Objective >>
Return the data exactly, with all pictures removed.

Records from a collection of figures
..............................
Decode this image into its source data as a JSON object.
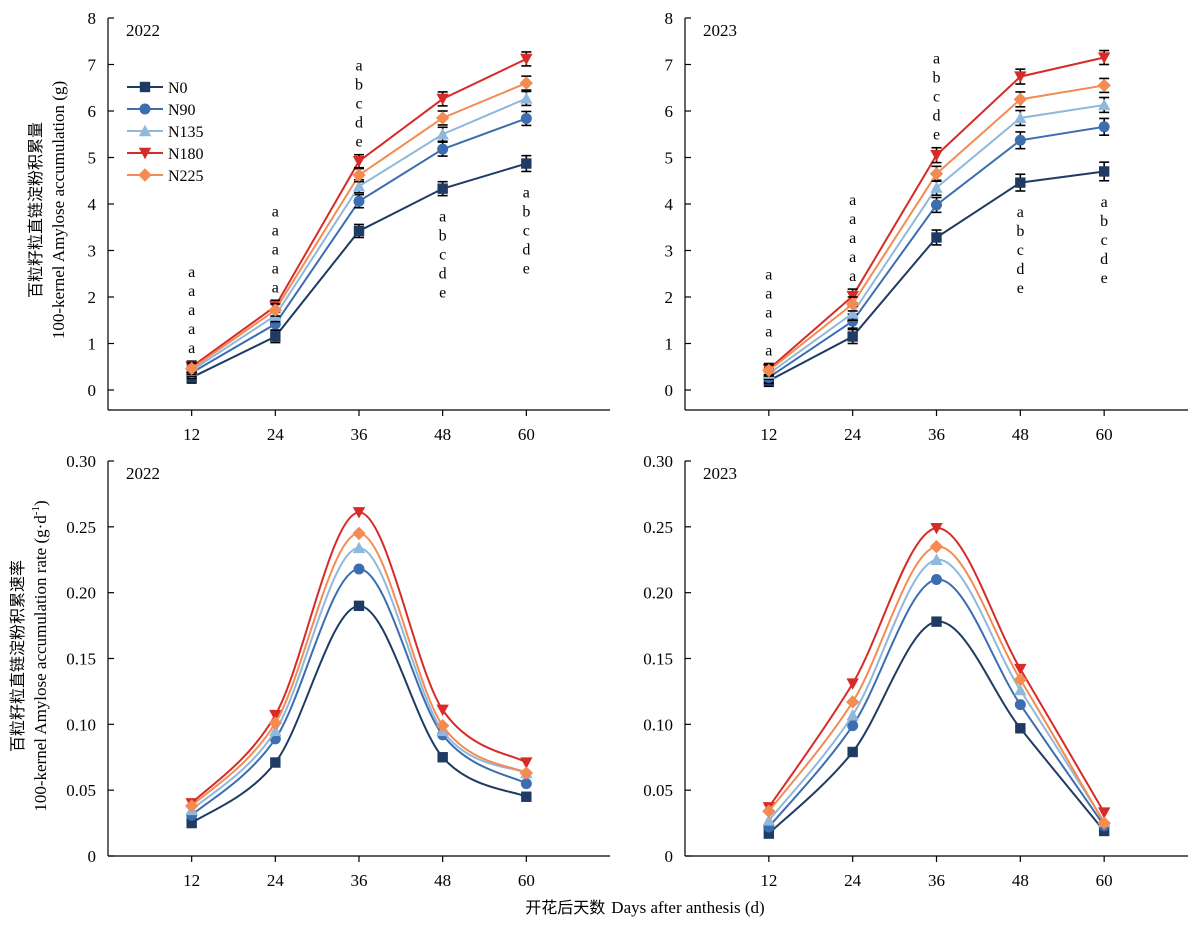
{
  "figure": {
    "xlabel_cn": "开花后天数",
    "xlabel_en": "Days after anthesis (d)",
    "top_ylabel_cn": "百粒籽粒直链淀粉积累量",
    "top_ylabel_en": "100-kernel Amylose accumulation (g)",
    "bottom_ylabel_cn": "百粒籽粒直链淀粉积累速率",
    "bottom_ylabel_en_main": "100-kernel Amylose accumulation rate (g·d",
    "bottom_ylabel_en_sup": "-1",
    "bottom_ylabel_en_end": ")"
  },
  "legend": [
    {
      "name": "N0",
      "color": "#1f3b63",
      "marker": "square"
    },
    {
      "name": "N90",
      "color": "#3c6db0",
      "marker": "circle"
    },
    {
      "name": "N135",
      "color": "#8fb8dc",
      "marker": "triangle-up"
    },
    {
      "name": "N180",
      "color": "#d62b27",
      "marker": "triangle-down"
    },
    {
      "name": "N225",
      "color": "#f38b52",
      "marker": "diamond"
    }
  ],
  "chart_data": [
    {
      "type": "line",
      "panel": "2022",
      "x": [
        12,
        24,
        36,
        48,
        60
      ],
      "xlim": [
        0,
        72
      ],
      "ylim": [
        -0.6,
        8
      ],
      "yticks": [
        0,
        1,
        2,
        3,
        4,
        5,
        6,
        7,
        8
      ],
      "xticks": [
        12,
        24,
        36,
        48,
        60
      ],
      "series": [
        {
          "name": "N0",
          "values": [
            0.27,
            1.15,
            3.42,
            4.33,
            4.87
          ],
          "errors": [
            0.12,
            0.13,
            0.14,
            0.15,
            0.17
          ]
        },
        {
          "name": "N90",
          "values": [
            0.37,
            1.42,
            4.06,
            5.18,
            5.84
          ],
          "errors": [
            0.12,
            0.13,
            0.14,
            0.15,
            0.15
          ]
        },
        {
          "name": "N135",
          "values": [
            0.42,
            1.6,
            4.38,
            5.5,
            6.27
          ],
          "errors": [
            0.12,
            0.13,
            0.14,
            0.15,
            0.15
          ]
        },
        {
          "name": "N180",
          "values": [
            0.5,
            1.8,
            4.92,
            6.26,
            7.12
          ],
          "errors": [
            0.12,
            0.13,
            0.14,
            0.15,
            0.15
          ]
        },
        {
          "name": "N225",
          "values": [
            0.46,
            1.72,
            4.62,
            5.85,
            6.6
          ],
          "errors": [
            0.12,
            0.13,
            0.14,
            0.15,
            0.15
          ]
        }
      ],
      "letters": [
        {
          "x": 12,
          "position": "above",
          "labels": [
            "a",
            "a",
            "a",
            "a",
            "a"
          ]
        },
        {
          "x": 24,
          "position": "above",
          "labels": [
            "a",
            "a",
            "a",
            "a",
            "a"
          ]
        },
        {
          "x": 36,
          "position": "above",
          "labels": [
            "a",
            "b",
            "c",
            "d",
            "e"
          ]
        },
        {
          "x": 48,
          "position": "below",
          "labels": [
            "a",
            "b",
            "c",
            "d",
            "e"
          ]
        },
        {
          "x": 60,
          "position": "below",
          "labels": [
            "a",
            "b",
            "c",
            "d",
            "e"
          ]
        }
      ]
    },
    {
      "type": "line",
      "panel": "2023",
      "x": [
        12,
        24,
        36,
        48,
        60
      ],
      "xlim": [
        0,
        72
      ],
      "ylim": [
        -0.6,
        8
      ],
      "yticks": [
        0,
        1,
        2,
        3,
        4,
        5,
        6,
        7,
        8
      ],
      "xticks": [
        12,
        24,
        36,
        48,
        60
      ],
      "series": [
        {
          "name": "N0",
          "values": [
            0.2,
            1.15,
            3.28,
            4.46,
            4.7
          ],
          "errors": [
            0.12,
            0.15,
            0.16,
            0.18,
            0.2
          ]
        },
        {
          "name": "N90",
          "values": [
            0.27,
            1.48,
            3.98,
            5.37,
            5.66
          ],
          "errors": [
            0.12,
            0.15,
            0.16,
            0.18,
            0.18
          ]
        },
        {
          "name": "N135",
          "values": [
            0.35,
            1.65,
            4.35,
            5.85,
            6.13
          ],
          "errors": [
            0.12,
            0.15,
            0.16,
            0.16,
            0.16
          ]
        },
        {
          "name": "N180",
          "values": [
            0.45,
            2.02,
            5.05,
            6.74,
            7.15
          ],
          "errors": [
            0.12,
            0.15,
            0.16,
            0.16,
            0.15
          ]
        },
        {
          "name": "N225",
          "values": [
            0.42,
            1.85,
            4.65,
            6.25,
            6.55
          ],
          "errors": [
            0.12,
            0.15,
            0.16,
            0.16,
            0.15
          ]
        }
      ],
      "letters": [
        {
          "x": 12,
          "position": "above",
          "labels": [
            "a",
            "a",
            "a",
            "a",
            "a"
          ]
        },
        {
          "x": 24,
          "position": "above",
          "labels": [
            "a",
            "a",
            "a",
            "a",
            "a"
          ]
        },
        {
          "x": 36,
          "position": "above",
          "labels": [
            "a",
            "b",
            "c",
            "d",
            "e"
          ]
        },
        {
          "x": 48,
          "position": "below",
          "labels": [
            "a",
            "b",
            "c",
            "d",
            "e"
          ]
        },
        {
          "x": 60,
          "position": "below",
          "labels": [
            "a",
            "b",
            "c",
            "d",
            "e"
          ]
        }
      ]
    },
    {
      "type": "line",
      "panel": "2022",
      "x": [
        12,
        24,
        36,
        48,
        60
      ],
      "xlim": [
        0,
        72
      ],
      "ylim": [
        0,
        0.3
      ],
      "yticks": [
        0,
        0.05,
        0.1,
        0.15,
        0.2,
        0.25,
        0.3
      ],
      "ytick_labels": [
        "0",
        "0.05",
        "0.10",
        "0.15",
        "0.20",
        "0.25",
        "0.30"
      ],
      "xticks": [
        12,
        24,
        36,
        48,
        60
      ],
      "series": [
        {
          "name": "N0",
          "values": [
            0.025,
            0.071,
            0.19,
            0.075,
            0.045
          ]
        },
        {
          "name": "N90",
          "values": [
            0.031,
            0.089,
            0.218,
            0.092,
            0.055
          ]
        },
        {
          "name": "N135",
          "values": [
            0.035,
            0.095,
            0.234,
            0.095,
            0.063
          ]
        },
        {
          "name": "N180",
          "values": [
            0.04,
            0.107,
            0.261,
            0.111,
            0.071
          ]
        },
        {
          "name": "N225",
          "values": [
            0.038,
            0.101,
            0.245,
            0.099,
            0.063
          ]
        }
      ]
    },
    {
      "type": "line",
      "panel": "2023",
      "x": [
        12,
        24,
        36,
        48,
        60
      ],
      "xlim": [
        0,
        72
      ],
      "ylim": [
        0,
        0.3
      ],
      "yticks": [
        0,
        0.05,
        0.1,
        0.15,
        0.2,
        0.25,
        0.3
      ],
      "ytick_labels": [
        "0",
        "0.05",
        "0.10",
        "0.15",
        "0.20",
        "0.25",
        "0.30"
      ],
      "xticks": [
        12,
        24,
        36,
        48,
        60
      ],
      "series": [
        {
          "name": "N0",
          "values": [
            0.017,
            0.079,
            0.178,
            0.097,
            0.019
          ]
        },
        {
          "name": "N90",
          "values": [
            0.022,
            0.099,
            0.21,
            0.115,
            0.023
          ]
        },
        {
          "name": "N135",
          "values": [
            0.027,
            0.107,
            0.225,
            0.126,
            0.026
          ]
        },
        {
          "name": "N180",
          "values": [
            0.037,
            0.131,
            0.249,
            0.142,
            0.033
          ]
        },
        {
          "name": "N225",
          "values": [
            0.034,
            0.117,
            0.235,
            0.134,
            0.025
          ]
        }
      ]
    }
  ]
}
..............................
Response to this task >>
Decode this image into its source data as a JSON object.
{
  "figure": {
    "xlabel_cn": "开花后天数",
    "xlabel_en": "Days after anthesis (d)",
    "top_ylabel_cn": "百粒籽粒直链淀粉积累量",
    "top_ylabel_en": "100-kernel Amylose accumulation (g)",
    "bottom_ylabel_cn": "百粒籽粒直链淀粉积累速率",
    "bottom_ylabel_en_main": "100-kernel Amylose accumulation rate (g·d",
    "bottom_ylabel_en_sup": "-1",
    "bottom_ylabel_en_end": ")"
  },
  "legend": [
    {
      "name": "N0",
      "color": "#1f3b63",
      "marker": "square"
    },
    {
      "name": "N90",
      "color": "#3c6db0",
      "marker": "circle"
    },
    {
      "name": "N135",
      "color": "#8fb8dc",
      "marker": "triangle-up"
    },
    {
      "name": "N180",
      "color": "#d62b27",
      "marker": "triangle-down"
    },
    {
      "name": "N225",
      "color": "#f38b52",
      "marker": "diamond"
    }
  ],
  "chart_data": [
    {
      "type": "line",
      "panel": "2022",
      "x": [
        12,
        24,
        36,
        48,
        60
      ],
      "xlim": [
        0,
        72
      ],
      "ylim": [
        -0.6,
        8
      ],
      "yticks": [
        0,
        1,
        2,
        3,
        4,
        5,
        6,
        7,
        8
      ],
      "xticks": [
        12,
        24,
        36,
        48,
        60
      ],
      "series": [
        {
          "name": "N0",
          "values": [
            0.27,
            1.15,
            3.42,
            4.33,
            4.87
          ],
          "errors": [
            0.12,
            0.13,
            0.14,
            0.15,
            0.17
          ]
        },
        {
          "name": "N90",
          "values": [
            0.37,
            1.42,
            4.06,
            5.18,
            5.84
          ],
          "errors": [
            0.12,
            0.13,
            0.14,
            0.15,
            0.15
          ]
        },
        {
          "name": "N135",
          "values": [
            0.42,
            1.6,
            4.38,
            5.5,
            6.27
          ],
          "errors": [
            0.12,
            0.13,
            0.14,
            0.15,
            0.15
          ]
        },
        {
          "name": "N180",
          "values": [
            0.5,
            1.8,
            4.92,
            6.26,
            7.12
          ],
          "errors": [
            0.12,
            0.13,
            0.14,
            0.15,
            0.15
          ]
        },
        {
          "name": "N225",
          "values": [
            0.46,
            1.72,
            4.62,
            5.85,
            6.6
          ],
          "errors": [
            0.12,
            0.13,
            0.14,
            0.15,
            0.15
          ]
        }
      ],
      "letters": [
        {
          "x": 12,
          "position": "above",
          "labels": [
            "a",
            "a",
            "a",
            "a",
            "a"
          ]
        },
        {
          "x": 24,
          "position": "above",
          "labels": [
            "a",
            "a",
            "a",
            "a",
            "a"
          ]
        },
        {
          "x": 36,
          "position": "above",
          "labels": [
            "a",
            "b",
            "c",
            "d",
            "e"
          ]
        },
        {
          "x": 48,
          "position": "below",
          "labels": [
            "a",
            "b",
            "c",
            "d",
            "e"
          ]
        },
        {
          "x": 60,
          "position": "below",
          "labels": [
            "a",
            "b",
            "c",
            "d",
            "e"
          ]
        }
      ]
    },
    {
      "type": "line",
      "panel": "2023",
      "x": [
        12,
        24,
        36,
        48,
        60
      ],
      "xlim": [
        0,
        72
      ],
      "ylim": [
        -0.6,
        8
      ],
      "yticks": [
        0,
        1,
        2,
        3,
        4,
        5,
        6,
        7,
        8
      ],
      "xticks": [
        12,
        24,
        36,
        48,
        60
      ],
      "series": [
        {
          "name": "N0",
          "values": [
            0.2,
            1.15,
            3.28,
            4.46,
            4.7
          ],
          "errors": [
            0.12,
            0.15,
            0.16,
            0.18,
            0.2
          ]
        },
        {
          "name": "N90",
          "values": [
            0.27,
            1.48,
            3.98,
            5.37,
            5.66
          ],
          "errors": [
            0.12,
            0.15,
            0.16,
            0.18,
            0.18
          ]
        },
        {
          "name": "N135",
          "values": [
            0.35,
            1.65,
            4.35,
            5.85,
            6.13
          ],
          "errors": [
            0.12,
            0.15,
            0.16,
            0.16,
            0.16
          ]
        },
        {
          "name": "N180",
          "values": [
            0.45,
            2.02,
            5.05,
            6.74,
            7.15
          ],
          "errors": [
            0.12,
            0.15,
            0.16,
            0.16,
            0.15
          ]
        },
        {
          "name": "N225",
          "values": [
            0.42,
            1.85,
            4.65,
            6.25,
            6.55
          ],
          "errors": [
            0.12,
            0.15,
            0.16,
            0.16,
            0.15
          ]
        }
      ],
      "letters": [
        {
          "x": 12,
          "position": "above",
          "labels": [
            "a",
            "a",
            "a",
            "a",
            "a"
          ]
        },
        {
          "x": 24,
          "position": "above",
          "labels": [
            "a",
            "a",
            "a",
            "a",
            "a"
          ]
        },
        {
          "x": 36,
          "position": "above",
          "labels": [
            "a",
            "b",
            "c",
            "d",
            "e"
          ]
        },
        {
          "x": 48,
          "position": "below",
          "labels": [
            "a",
            "b",
            "c",
            "d",
            "e"
          ]
        },
        {
          "x": 60,
          "position": "below",
          "labels": [
            "a",
            "b",
            "c",
            "d",
            "e"
          ]
        }
      ]
    },
    {
      "type": "line",
      "panel": "2022",
      "x": [
        12,
        24,
        36,
        48,
        60
      ],
      "xlim": [
        0,
        72
      ],
      "ylim": [
        0,
        0.3
      ],
      "yticks": [
        0,
        0.05,
        0.1,
        0.15,
        0.2,
        0.25,
        0.3
      ],
      "ytick_labels": [
        "0",
        "0.05",
        "0.10",
        "0.15",
        "0.20",
        "0.25",
        "0.30"
      ],
      "xticks": [
        12,
        24,
        36,
        48,
        60
      ],
      "series": [
        {
          "name": "N0",
          "values": [
            0.025,
            0.071,
            0.19,
            0.075,
            0.045
          ]
        },
        {
          "name": "N90",
          "values": [
            0.031,
            0.089,
            0.218,
            0.092,
            0.055
          ]
        },
        {
          "name": "N135",
          "values": [
            0.035,
            0.095,
            0.234,
            0.095,
            0.063
          ]
        },
        {
          "name": "N180",
          "values": [
            0.04,
            0.107,
            0.261,
            0.111,
            0.071
          ]
        },
        {
          "name": "N225",
          "values": [
            0.038,
            0.101,
            0.245,
            0.099,
            0.063
          ]
        }
      ]
    },
    {
      "type": "line",
      "panel": "2023",
      "x": [
        12,
        24,
        36,
        48,
        60
      ],
      "xlim": [
        0,
        72
      ],
      "ylim": [
        0,
        0.3
      ],
      "yticks": [
        0,
        0.05,
        0.1,
        0.15,
        0.2,
        0.25,
        0.3
      ],
      "ytick_labels": [
        "0",
        "0.05",
        "0.10",
        "0.15",
        "0.20",
        "0.25",
        "0.30"
      ],
      "xticks": [
        12,
        24,
        36,
        48,
        60
      ],
      "series": [
        {
          "name": "N0",
          "values": [
            0.017,
            0.079,
            0.178,
            0.097,
            0.019
          ]
        },
        {
          "name": "N90",
          "values": [
            0.022,
            0.099,
            0.21,
            0.115,
            0.023
          ]
        },
        {
          "name": "N135",
          "values": [
            0.027,
            0.107,
            0.225,
            0.126,
            0.026
          ]
        },
        {
          "name": "N180",
          "values": [
            0.037,
            0.131,
            0.249,
            0.142,
            0.033
          ]
        },
        {
          "name": "N225",
          "values": [
            0.034,
            0.117,
            0.235,
            0.134,
            0.025
          ]
        }
      ]
    }
  ]
}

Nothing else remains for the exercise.